++++ RECORDS PROVIDED ++++
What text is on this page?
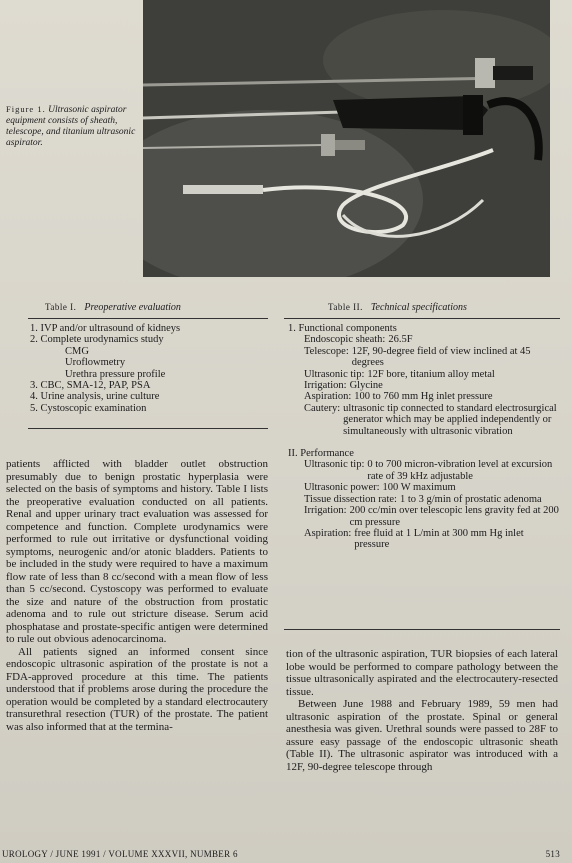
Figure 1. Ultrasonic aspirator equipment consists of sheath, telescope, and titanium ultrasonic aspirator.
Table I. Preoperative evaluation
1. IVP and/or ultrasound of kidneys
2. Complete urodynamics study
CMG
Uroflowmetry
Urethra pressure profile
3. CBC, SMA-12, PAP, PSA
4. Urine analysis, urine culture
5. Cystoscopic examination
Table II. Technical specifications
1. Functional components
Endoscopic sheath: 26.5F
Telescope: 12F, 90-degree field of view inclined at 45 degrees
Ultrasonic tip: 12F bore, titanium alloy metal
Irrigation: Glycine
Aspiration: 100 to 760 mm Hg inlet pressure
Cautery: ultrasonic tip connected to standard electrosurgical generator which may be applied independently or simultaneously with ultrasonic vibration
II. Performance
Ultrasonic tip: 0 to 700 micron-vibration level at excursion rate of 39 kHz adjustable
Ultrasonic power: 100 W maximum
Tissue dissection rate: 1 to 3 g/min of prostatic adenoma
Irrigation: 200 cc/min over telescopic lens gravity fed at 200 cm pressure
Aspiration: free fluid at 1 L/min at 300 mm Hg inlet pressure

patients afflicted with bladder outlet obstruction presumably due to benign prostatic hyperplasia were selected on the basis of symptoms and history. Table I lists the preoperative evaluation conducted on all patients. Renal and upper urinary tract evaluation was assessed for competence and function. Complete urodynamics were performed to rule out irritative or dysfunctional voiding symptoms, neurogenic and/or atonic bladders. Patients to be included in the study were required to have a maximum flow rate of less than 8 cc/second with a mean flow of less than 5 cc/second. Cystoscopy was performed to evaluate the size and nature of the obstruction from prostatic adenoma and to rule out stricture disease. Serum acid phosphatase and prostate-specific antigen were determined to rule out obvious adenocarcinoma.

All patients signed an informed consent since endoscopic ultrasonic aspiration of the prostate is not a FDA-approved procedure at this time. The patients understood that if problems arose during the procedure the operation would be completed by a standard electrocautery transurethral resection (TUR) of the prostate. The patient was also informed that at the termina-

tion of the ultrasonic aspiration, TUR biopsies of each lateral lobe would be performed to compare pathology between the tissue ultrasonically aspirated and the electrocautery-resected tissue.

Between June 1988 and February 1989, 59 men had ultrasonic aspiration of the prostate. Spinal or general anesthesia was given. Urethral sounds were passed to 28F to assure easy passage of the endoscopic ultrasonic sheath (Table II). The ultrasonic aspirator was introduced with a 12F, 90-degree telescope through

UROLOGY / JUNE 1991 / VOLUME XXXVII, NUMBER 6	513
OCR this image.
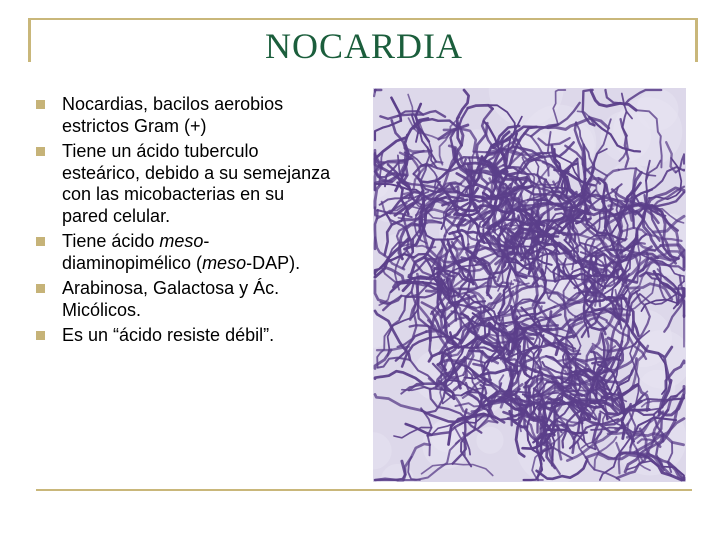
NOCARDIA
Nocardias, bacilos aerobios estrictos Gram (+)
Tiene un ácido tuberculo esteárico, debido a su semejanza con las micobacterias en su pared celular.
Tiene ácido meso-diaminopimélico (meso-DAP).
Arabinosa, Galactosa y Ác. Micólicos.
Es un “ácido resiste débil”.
++++
Output exactly and only the lines from the line containing "OCR this image." to the end of the entries, both included, and omit every picture.

[SOLUTION TO THIS PROBLEM]
OCR this image.
NOCARDIA
Nocardias, bacilos aerobios estrictos Gram (+)
Tiene un ácido tuberculo esteárico, debido a su semejanza con las micobacterias en su pared celular.
Tiene ácido meso-diaminopimélico (meso-DAP).
Arabinosa, Galactosa y Ác. Micólicos.
Es un “ácido resiste débil”.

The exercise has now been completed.